Pictures do not belong in the copy; transcribe everything else in the records exactly.

□ □ □ □ □ □ □

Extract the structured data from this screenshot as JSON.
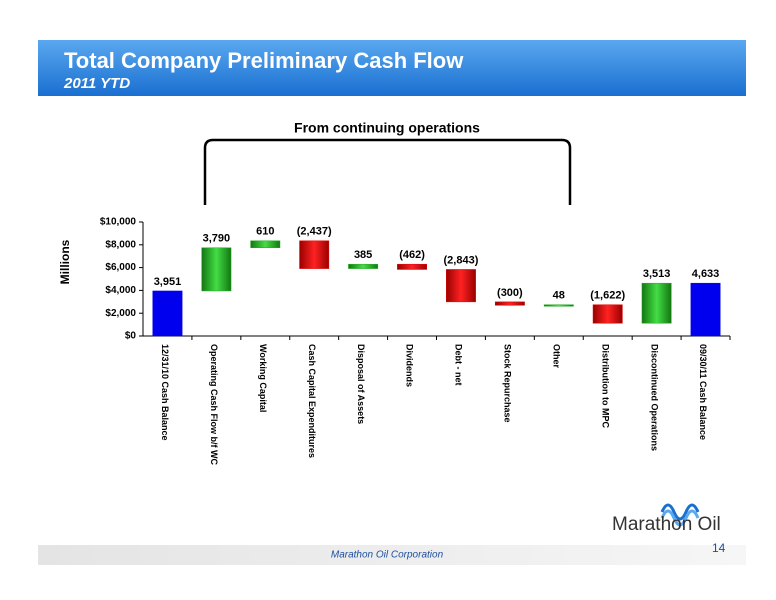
{
  "header": {
    "title": "Total Company Preliminary Cash Flow",
    "subtitle": "2011 YTD"
  },
  "chart_data": {
    "type": "waterfall",
    "annotation": "From continuing operations",
    "y_label": "Millions",
    "categories": [
      "12/31/10 Cash Balance",
      "Operating Cash Flow b/f WC",
      "Working Capital",
      "Cash Capital Expenditures",
      "Disposal of Assets",
      "Dividends",
      "Debt - net",
      "Stock Repurchase",
      "Other",
      "Distribution to MPC",
      "Discontinued Operations",
      "09/30/11 Cash Balance"
    ],
    "values": [
      3951,
      3790,
      610,
      -2437,
      385,
      -462,
      -2843,
      -300,
      48,
      -1622,
      3513,
      4633
    ],
    "value_labels": [
      "3,951",
      "3,790",
      "610",
      "(2,437)",
      "385",
      "(462)",
      "(2,843)",
      "(300)",
      "48",
      "(1,622)",
      "3,513",
      "4,633"
    ],
    "totals": [
      0,
      11
    ],
    "colors": {
      "total": "#0000ee",
      "increase": "#22a822",
      "decrease": "#dd0000"
    },
    "ylim": [
      0,
      10000
    ],
    "yticks": [
      {
        "value": 0,
        "label": "$0"
      },
      {
        "value": 2000,
        "label": "$2,000"
      },
      {
        "value": 4000,
        "label": "$4,000"
      },
      {
        "value": 6000,
        "label": "$6,000"
      },
      {
        "value": 8000,
        "label": "$8,000"
      },
      {
        "value": 10000,
        "label": "$10,000"
      }
    ]
  },
  "footer": {
    "company": "Marathon Oil Corporation",
    "page": "14",
    "logo": "Marathon Oil"
  }
}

□ □ □ □ □ □ □

_Expected output_.
Extract the structured data from this screenshot as JSON.
{
  "header": {
    "title": "Total Company Preliminary Cash Flow",
    "subtitle": "2011 YTD"
  },
  "chart_data": {
    "type": "waterfall",
    "annotation": "From continuing operations",
    "y_label": "Millions",
    "categories": [
      "12/31/10 Cash Balance",
      "Operating Cash Flow b/f WC",
      "Working Capital",
      "Cash Capital Expenditures",
      "Disposal of Assets",
      "Dividends",
      "Debt - net",
      "Stock Repurchase",
      "Other",
      "Distribution to MPC",
      "Discontinued Operations",
      "09/30/11 Cash Balance"
    ],
    "values": [
      3951,
      3790,
      610,
      -2437,
      385,
      -462,
      -2843,
      -300,
      48,
      -1622,
      3513,
      4633
    ],
    "value_labels": [
      "3,951",
      "3,790",
      "610",
      "(2,437)",
      "385",
      "(462)",
      "(2,843)",
      "(300)",
      "48",
      "(1,622)",
      "3,513",
      "4,633"
    ],
    "totals": [
      0,
      11
    ],
    "colors": {
      "total": "#0000ee",
      "increase": "#22a822",
      "decrease": "#dd0000"
    },
    "ylim": [
      0,
      10000
    ],
    "yticks": [
      {
        "value": 0,
        "label": "$0"
      },
      {
        "value": 2000,
        "label": "$2,000"
      },
      {
        "value": 4000,
        "label": "$4,000"
      },
      {
        "value": 6000,
        "label": "$6,000"
      },
      {
        "value": 8000,
        "label": "$8,000"
      },
      {
        "value": 10000,
        "label": "$10,000"
      }
    ]
  },
  "footer": {
    "company": "Marathon Oil Corporation",
    "page": "14",
    "logo": "Marathon Oil"
  }
}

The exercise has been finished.